-- START OF Entries --
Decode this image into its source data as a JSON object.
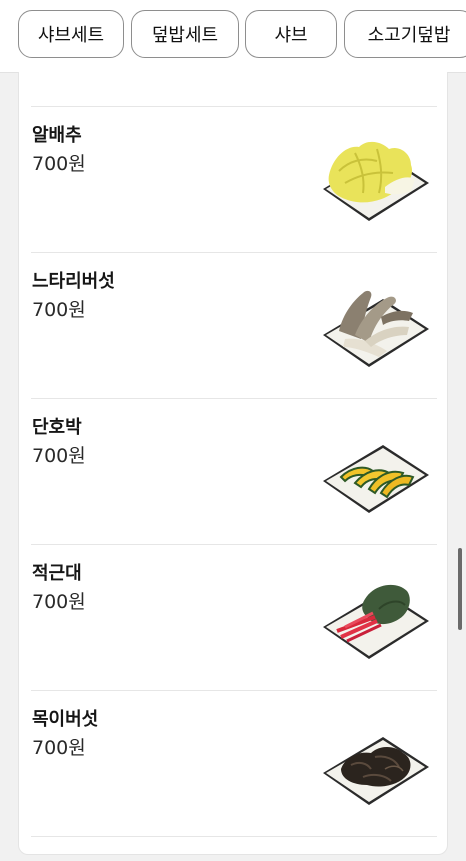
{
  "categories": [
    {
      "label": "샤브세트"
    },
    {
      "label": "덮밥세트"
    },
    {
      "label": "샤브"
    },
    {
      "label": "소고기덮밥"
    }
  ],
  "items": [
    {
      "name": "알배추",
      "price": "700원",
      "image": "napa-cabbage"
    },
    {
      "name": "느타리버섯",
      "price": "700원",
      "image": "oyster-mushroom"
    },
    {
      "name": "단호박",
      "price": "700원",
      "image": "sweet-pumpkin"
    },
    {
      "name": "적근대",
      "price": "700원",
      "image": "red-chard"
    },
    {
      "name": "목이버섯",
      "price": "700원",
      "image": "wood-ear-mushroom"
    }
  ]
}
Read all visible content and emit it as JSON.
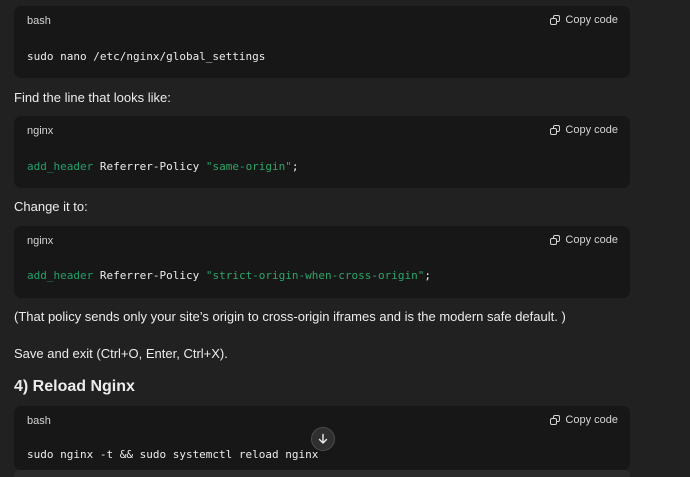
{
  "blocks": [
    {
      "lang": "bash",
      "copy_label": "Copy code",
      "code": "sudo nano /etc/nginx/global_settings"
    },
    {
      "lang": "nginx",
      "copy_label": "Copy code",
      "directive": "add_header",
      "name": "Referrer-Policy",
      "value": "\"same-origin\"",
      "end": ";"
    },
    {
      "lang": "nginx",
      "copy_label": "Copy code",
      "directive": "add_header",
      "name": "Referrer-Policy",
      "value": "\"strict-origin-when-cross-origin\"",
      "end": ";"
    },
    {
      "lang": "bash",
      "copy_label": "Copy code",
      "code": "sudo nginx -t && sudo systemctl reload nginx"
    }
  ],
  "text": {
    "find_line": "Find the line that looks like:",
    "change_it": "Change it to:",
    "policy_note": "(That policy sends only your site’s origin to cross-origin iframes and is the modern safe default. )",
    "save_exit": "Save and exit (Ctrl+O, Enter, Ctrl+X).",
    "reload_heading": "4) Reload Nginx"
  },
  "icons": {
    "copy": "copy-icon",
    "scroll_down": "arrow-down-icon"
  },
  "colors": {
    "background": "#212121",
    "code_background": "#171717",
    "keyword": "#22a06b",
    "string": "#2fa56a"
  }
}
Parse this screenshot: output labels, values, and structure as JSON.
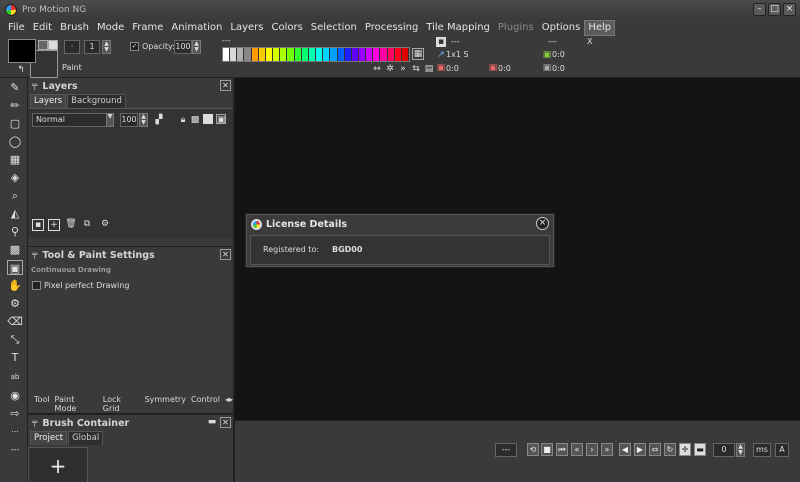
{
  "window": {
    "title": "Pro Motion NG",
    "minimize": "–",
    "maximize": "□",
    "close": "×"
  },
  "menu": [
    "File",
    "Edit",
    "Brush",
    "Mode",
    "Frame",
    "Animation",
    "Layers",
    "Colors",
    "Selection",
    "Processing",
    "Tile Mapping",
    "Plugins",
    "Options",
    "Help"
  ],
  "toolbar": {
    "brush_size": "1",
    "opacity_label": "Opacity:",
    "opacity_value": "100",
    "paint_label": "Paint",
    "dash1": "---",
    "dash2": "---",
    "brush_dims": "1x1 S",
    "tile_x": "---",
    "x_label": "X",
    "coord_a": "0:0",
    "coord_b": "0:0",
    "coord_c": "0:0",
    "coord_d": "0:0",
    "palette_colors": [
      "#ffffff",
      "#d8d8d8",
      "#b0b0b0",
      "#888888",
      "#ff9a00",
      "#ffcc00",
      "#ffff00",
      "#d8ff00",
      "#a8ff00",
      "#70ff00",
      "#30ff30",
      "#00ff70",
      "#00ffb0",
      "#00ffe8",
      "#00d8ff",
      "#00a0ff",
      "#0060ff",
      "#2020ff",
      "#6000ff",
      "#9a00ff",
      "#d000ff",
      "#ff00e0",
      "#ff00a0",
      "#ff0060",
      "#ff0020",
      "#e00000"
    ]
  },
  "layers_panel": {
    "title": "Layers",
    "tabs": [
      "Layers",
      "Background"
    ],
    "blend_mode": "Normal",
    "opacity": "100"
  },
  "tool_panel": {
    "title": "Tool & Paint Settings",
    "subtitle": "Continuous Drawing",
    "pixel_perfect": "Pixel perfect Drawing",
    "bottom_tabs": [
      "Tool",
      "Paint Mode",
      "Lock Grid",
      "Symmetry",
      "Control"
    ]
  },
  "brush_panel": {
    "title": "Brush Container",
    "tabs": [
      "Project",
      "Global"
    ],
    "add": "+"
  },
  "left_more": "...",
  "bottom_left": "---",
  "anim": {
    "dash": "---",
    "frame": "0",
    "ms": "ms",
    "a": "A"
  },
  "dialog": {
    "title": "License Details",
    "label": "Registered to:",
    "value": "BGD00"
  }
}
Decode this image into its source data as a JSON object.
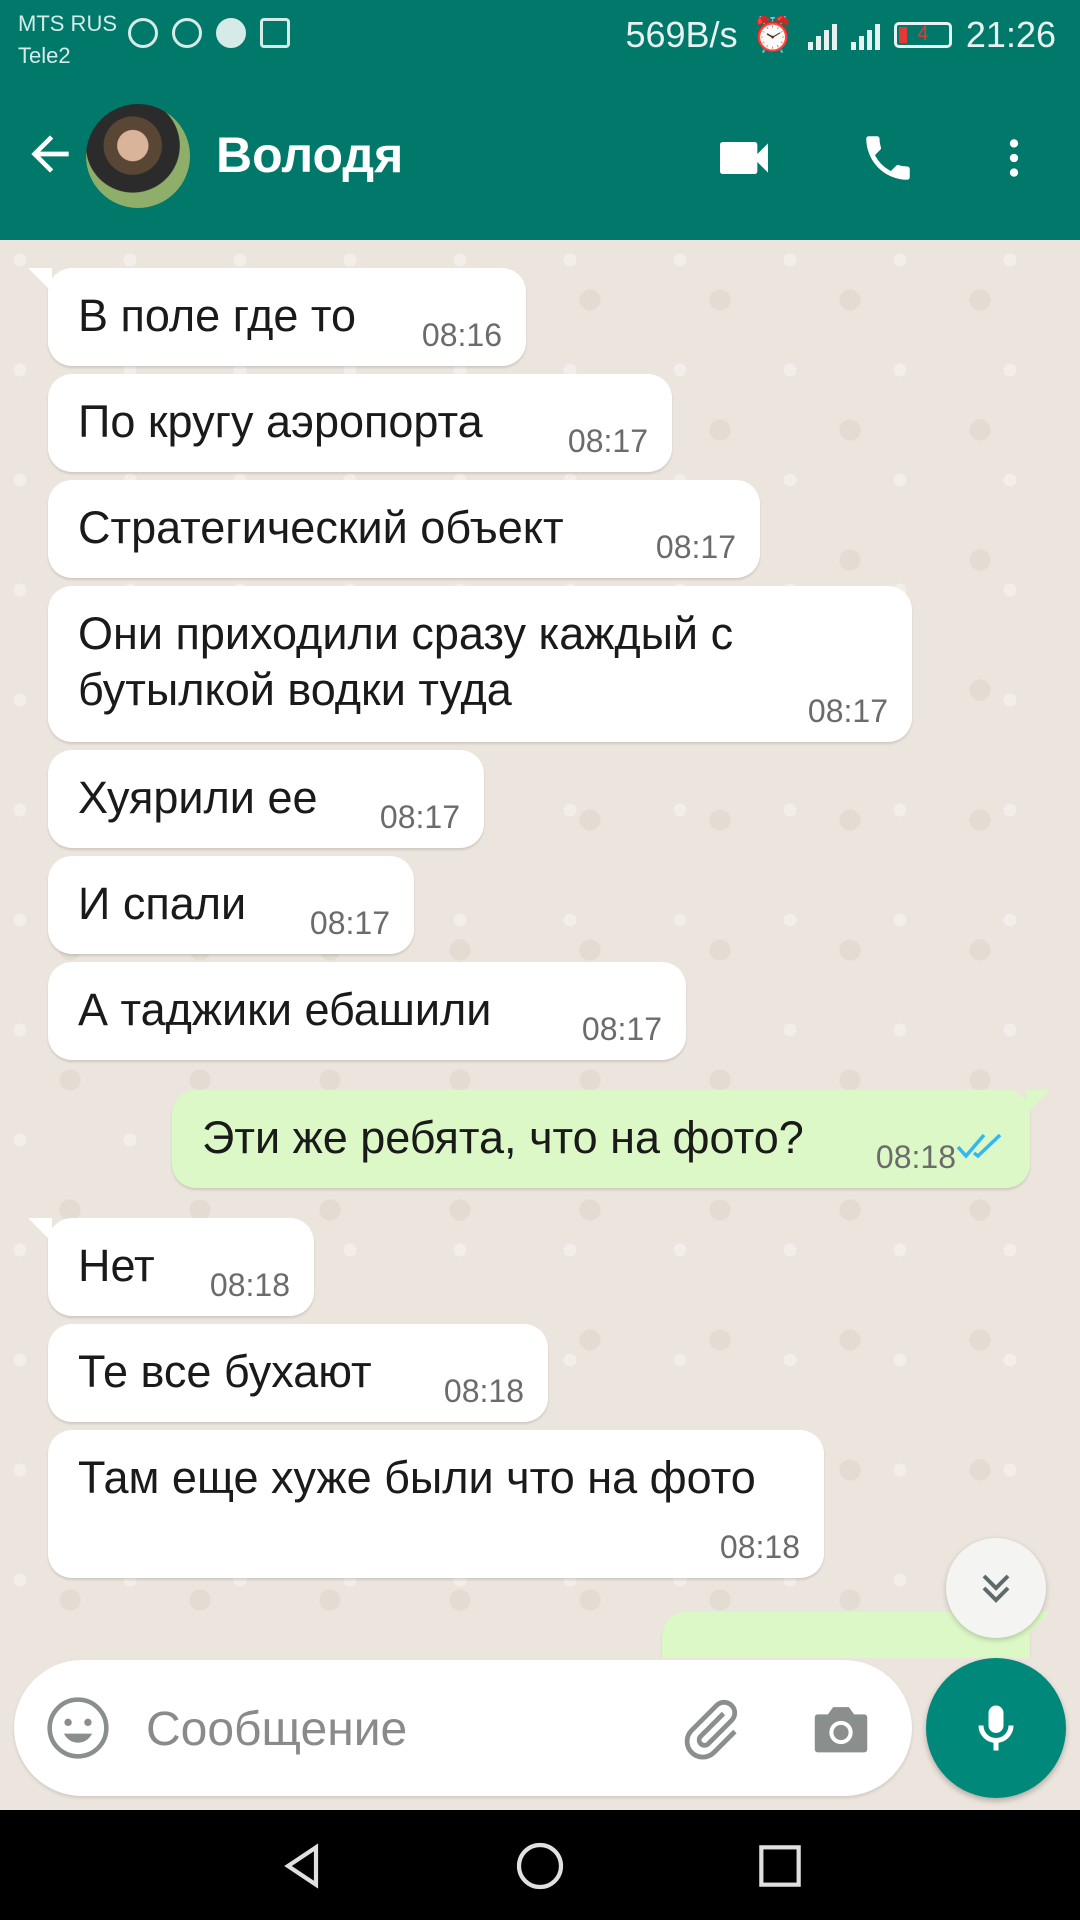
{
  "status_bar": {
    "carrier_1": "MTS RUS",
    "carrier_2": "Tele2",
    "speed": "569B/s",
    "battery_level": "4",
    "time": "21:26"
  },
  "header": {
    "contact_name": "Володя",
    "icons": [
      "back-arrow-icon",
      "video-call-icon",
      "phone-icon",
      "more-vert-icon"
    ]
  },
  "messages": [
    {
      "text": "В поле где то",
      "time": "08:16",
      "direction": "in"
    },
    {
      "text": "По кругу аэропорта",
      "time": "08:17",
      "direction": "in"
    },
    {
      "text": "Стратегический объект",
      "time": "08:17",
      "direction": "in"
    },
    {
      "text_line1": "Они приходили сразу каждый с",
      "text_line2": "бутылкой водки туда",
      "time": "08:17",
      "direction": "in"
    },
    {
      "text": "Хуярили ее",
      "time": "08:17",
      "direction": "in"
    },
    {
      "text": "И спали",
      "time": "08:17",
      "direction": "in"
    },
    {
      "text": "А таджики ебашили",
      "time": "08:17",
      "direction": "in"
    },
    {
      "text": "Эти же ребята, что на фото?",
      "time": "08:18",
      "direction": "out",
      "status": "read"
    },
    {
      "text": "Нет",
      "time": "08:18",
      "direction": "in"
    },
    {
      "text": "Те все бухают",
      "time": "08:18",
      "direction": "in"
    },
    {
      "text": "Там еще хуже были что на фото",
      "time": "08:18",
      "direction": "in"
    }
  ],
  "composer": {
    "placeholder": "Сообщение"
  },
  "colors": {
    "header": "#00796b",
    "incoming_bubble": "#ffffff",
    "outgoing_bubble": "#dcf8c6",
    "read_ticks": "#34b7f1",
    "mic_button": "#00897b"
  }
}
-- END OF Entries --
Challenge
Select every line of the material above holding the word "image" and copy it.

Result below
Decode this image into its source data as a JSON object.
      "image": "napa-cabbage"
      "image": "oyster-mushroom"
      "image": "sweet-pumpkin"
      "image": "red-chard"
      "image": "wood-ear-mushroom"
Decode this image into its source data as a JSON object.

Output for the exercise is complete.